**TAREFA DE TRABALHO:** No texto sobre a comemoração dos títulos no futebol, em que dia as cinzas se espalham?

Sem tempo para comemorar



Por aqui não se saboreia necas! Não há mais deleite na era do futebol industrial. O domingo é de carnaval pelo título e na quarta-feira as cinzas se espalham. Nesse dia, já há que se botar as barbas, assim como as glórias, de molho. O nosso calendário é uma espécie de bedel a advertir os campeões: “Nada de bagunça, seus meninos levados! Tratem de se concentrar para mais provas!”. E assim, caro Quincas Borba, os vencedores ficam com as batatas quentes de um precoce novo desafio.

A festa dos campeões estaduais dura tanto quanto aquela rapidinha no elevador, em que o sexo, prazer supremo, perde o braço de ferro para o horário do expediente. O torcedor vê seu time derrubar um rival, encarnado no vizinho, no colega de trabalho ou no porteiro do seu prédio, e já corre o risco de ser zoado pela mesma turma uma semana depois, caso a equipe, de ressaca, perca na estreia do Brasileirão. Há quem veja nisso um bafejo da democracia da bola.Para os hedonistas, porém, é um chute calibrado naquela área que chamamos de Países Baixos. A overdose de jogos é uma castradora, uma espécie de coito interrompido do futebol.

**DADOS:**
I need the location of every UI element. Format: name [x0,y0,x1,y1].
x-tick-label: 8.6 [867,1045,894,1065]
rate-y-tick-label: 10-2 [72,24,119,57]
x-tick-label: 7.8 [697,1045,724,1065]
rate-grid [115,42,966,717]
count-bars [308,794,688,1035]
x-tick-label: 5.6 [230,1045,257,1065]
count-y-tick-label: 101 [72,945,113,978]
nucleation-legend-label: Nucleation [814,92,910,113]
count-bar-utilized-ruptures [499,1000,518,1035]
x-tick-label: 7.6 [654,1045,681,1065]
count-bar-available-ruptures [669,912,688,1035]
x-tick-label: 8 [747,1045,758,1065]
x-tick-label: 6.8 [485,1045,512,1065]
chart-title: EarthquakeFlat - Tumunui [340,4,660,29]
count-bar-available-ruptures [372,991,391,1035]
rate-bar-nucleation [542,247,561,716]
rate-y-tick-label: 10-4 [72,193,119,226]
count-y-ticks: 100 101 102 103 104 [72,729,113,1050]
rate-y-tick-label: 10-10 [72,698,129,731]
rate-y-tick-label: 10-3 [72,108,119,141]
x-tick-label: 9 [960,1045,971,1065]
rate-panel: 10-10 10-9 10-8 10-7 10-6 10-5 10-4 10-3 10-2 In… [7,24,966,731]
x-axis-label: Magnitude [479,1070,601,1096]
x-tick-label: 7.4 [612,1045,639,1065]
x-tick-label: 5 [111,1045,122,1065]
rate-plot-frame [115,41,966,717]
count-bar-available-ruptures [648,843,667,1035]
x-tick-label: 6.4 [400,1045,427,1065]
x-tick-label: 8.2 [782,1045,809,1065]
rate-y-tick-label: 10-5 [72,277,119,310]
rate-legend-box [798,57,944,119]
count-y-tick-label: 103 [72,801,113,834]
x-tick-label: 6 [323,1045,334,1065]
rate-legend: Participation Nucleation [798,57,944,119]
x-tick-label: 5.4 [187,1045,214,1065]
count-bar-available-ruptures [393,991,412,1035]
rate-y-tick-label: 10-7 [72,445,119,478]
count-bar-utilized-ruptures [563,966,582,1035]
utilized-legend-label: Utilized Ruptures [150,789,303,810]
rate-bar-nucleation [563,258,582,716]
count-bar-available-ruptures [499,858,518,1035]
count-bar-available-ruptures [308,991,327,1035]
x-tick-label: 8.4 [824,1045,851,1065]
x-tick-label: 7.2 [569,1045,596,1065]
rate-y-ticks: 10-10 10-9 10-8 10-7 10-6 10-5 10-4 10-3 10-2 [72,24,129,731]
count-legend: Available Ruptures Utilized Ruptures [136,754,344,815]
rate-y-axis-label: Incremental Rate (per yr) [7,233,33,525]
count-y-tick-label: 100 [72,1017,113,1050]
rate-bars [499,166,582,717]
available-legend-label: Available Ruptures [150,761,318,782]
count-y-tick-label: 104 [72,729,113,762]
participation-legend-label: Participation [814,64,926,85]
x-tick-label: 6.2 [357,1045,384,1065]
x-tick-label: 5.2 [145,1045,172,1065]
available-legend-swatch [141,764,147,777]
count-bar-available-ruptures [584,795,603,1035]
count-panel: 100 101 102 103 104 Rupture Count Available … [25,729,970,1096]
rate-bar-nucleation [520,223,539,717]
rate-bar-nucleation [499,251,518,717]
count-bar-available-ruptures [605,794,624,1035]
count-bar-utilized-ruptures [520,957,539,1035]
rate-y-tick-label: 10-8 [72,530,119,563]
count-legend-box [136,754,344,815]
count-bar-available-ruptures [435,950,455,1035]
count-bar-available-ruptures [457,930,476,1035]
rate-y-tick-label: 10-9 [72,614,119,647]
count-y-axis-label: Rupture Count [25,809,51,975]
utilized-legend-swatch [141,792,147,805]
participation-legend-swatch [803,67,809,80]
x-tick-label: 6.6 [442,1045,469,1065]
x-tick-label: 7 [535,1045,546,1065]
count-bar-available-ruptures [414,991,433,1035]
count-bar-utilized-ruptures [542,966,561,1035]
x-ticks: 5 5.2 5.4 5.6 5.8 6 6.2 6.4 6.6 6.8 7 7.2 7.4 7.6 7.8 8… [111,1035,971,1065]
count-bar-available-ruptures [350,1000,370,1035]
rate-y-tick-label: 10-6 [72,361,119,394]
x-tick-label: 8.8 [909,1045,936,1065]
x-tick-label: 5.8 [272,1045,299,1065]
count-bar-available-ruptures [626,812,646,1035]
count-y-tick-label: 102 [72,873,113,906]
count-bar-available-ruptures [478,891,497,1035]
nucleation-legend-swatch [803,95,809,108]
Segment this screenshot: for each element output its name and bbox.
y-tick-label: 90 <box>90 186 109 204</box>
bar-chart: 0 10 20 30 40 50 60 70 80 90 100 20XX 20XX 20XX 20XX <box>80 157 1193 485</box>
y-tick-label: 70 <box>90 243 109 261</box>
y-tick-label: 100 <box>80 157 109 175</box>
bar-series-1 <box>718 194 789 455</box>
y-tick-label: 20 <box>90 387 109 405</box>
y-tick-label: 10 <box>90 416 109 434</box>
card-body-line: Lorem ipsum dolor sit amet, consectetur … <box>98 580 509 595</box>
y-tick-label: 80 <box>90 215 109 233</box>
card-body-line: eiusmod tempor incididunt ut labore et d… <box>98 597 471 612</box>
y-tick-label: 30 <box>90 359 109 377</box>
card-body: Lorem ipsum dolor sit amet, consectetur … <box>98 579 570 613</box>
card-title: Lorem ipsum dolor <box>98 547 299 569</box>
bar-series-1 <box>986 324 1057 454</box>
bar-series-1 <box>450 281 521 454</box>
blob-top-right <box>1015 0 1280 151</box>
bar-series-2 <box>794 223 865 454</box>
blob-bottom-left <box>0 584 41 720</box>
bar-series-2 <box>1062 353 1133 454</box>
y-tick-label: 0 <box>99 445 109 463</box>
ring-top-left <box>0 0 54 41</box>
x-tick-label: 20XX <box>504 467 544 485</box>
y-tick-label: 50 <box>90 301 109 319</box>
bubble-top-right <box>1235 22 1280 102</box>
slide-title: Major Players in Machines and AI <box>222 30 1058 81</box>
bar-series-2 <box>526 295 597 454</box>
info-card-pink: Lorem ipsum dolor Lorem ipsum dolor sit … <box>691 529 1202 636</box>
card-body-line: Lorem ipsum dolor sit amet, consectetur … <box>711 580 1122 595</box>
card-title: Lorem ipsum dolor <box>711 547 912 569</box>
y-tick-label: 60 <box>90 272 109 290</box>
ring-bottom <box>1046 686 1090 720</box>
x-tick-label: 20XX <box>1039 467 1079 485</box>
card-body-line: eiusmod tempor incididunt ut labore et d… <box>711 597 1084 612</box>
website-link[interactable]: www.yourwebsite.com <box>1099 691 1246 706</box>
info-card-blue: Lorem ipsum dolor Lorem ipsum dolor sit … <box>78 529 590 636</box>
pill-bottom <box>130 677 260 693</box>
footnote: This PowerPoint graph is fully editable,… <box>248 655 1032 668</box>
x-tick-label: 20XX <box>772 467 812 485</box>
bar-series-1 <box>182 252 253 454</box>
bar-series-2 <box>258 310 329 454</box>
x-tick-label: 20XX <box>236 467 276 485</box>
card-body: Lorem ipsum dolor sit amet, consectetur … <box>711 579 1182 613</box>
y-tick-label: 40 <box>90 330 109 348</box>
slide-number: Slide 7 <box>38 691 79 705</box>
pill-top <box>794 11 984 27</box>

**RESULTADO DA TAREFA:** Na quarta-feira.